═════ ENTRIES
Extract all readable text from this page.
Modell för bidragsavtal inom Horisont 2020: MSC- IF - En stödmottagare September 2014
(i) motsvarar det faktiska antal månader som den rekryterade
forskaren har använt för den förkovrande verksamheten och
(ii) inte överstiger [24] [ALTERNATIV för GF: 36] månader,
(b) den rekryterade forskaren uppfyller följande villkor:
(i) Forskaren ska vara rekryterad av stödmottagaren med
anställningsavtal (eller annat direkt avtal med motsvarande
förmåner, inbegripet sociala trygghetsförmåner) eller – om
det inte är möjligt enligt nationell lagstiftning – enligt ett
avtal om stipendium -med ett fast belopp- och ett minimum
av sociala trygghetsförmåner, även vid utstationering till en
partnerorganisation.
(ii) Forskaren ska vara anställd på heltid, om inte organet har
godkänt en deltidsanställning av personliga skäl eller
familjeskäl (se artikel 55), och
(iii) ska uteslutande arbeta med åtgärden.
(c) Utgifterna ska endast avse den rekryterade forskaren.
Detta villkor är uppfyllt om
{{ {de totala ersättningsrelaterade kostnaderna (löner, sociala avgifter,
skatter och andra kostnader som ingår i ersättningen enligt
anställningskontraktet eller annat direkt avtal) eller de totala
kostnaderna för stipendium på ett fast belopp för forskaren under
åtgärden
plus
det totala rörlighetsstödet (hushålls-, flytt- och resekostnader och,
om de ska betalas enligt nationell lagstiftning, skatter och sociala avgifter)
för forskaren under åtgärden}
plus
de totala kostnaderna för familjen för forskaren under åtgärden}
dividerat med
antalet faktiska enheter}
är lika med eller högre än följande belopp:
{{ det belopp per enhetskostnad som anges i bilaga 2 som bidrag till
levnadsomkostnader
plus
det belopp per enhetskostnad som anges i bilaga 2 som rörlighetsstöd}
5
══════════
How many lines of the listing above include the word "sociala"? State the number and nothing else.

4